Data in this exercise>
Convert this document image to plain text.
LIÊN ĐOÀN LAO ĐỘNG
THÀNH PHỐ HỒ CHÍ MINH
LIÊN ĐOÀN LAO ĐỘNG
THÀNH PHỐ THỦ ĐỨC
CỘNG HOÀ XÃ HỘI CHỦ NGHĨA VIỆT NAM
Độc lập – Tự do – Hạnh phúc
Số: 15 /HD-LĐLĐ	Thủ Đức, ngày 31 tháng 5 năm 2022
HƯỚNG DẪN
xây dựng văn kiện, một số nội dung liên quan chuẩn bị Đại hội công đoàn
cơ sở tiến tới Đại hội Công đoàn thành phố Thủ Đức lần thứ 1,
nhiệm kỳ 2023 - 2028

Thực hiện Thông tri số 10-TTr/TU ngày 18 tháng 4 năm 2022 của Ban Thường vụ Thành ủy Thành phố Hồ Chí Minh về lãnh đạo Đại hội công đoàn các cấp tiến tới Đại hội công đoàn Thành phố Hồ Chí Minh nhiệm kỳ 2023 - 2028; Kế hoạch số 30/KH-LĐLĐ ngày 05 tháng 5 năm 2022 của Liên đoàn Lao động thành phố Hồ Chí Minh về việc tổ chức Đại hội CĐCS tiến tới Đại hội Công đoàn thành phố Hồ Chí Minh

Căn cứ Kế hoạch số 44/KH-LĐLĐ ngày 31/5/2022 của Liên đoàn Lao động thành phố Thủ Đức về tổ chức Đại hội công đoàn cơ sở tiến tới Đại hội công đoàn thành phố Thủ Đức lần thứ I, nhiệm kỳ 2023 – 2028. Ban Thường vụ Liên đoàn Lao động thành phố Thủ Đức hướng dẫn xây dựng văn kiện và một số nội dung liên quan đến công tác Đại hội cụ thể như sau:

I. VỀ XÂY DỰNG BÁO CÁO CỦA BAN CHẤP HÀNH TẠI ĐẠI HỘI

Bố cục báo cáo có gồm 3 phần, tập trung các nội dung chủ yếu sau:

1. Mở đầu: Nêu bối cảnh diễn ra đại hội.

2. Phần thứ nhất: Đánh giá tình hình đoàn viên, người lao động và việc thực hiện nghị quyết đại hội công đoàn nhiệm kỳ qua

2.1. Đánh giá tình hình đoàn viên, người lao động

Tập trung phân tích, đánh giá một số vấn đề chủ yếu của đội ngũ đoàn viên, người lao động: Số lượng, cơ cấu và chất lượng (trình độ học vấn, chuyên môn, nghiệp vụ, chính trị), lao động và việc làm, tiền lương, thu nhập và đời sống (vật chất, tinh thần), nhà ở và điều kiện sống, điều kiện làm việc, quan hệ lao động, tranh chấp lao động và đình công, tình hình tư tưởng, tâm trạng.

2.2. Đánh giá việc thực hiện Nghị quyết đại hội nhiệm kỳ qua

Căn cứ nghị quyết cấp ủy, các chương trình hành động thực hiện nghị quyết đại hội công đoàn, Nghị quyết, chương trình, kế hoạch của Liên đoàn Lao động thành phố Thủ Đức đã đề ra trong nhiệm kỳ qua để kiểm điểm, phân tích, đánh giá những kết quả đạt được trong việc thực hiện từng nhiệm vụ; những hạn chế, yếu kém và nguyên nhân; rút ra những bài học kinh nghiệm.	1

Job> Using the entries above, return each line that includes the word "phân".

Expected answer>
Tập trung phân tích, đánh giá một số vấn đề chủ yếu của đội ngũ đoàn viên, người lao động: Số lượng, cơ cấu và chất lượng (trình độ học vấn, chuyên môn, nghiệp vụ, chính trị), lao động và việc làm, tiền lương, thu nhập và đời sống (vật chất, tinh thần), nhà ở và điều kiện sống, điều kiện làm việc, quan hệ lao động, tranh chấp lao động và đình công, tình hình tư tưởng, tâm trạng.
Căn cứ nghị quyết cấp ủy, các chương trình hành động thực hiện nghị quyết đại hội công đoàn, Nghị quyết, chương trình, kế hoạch của Liên đoàn Lao động thành phố Thủ Đức đã đề ra trong nhiệm kỳ qua để kiểm điểm, phân tích, đánh giá những kết quả đạt được trong việc thực hiện từng nhiệm vụ; những hạn chế, yếu kém và nguyên nhân; rút ra những bài học kinh nghiệm.	1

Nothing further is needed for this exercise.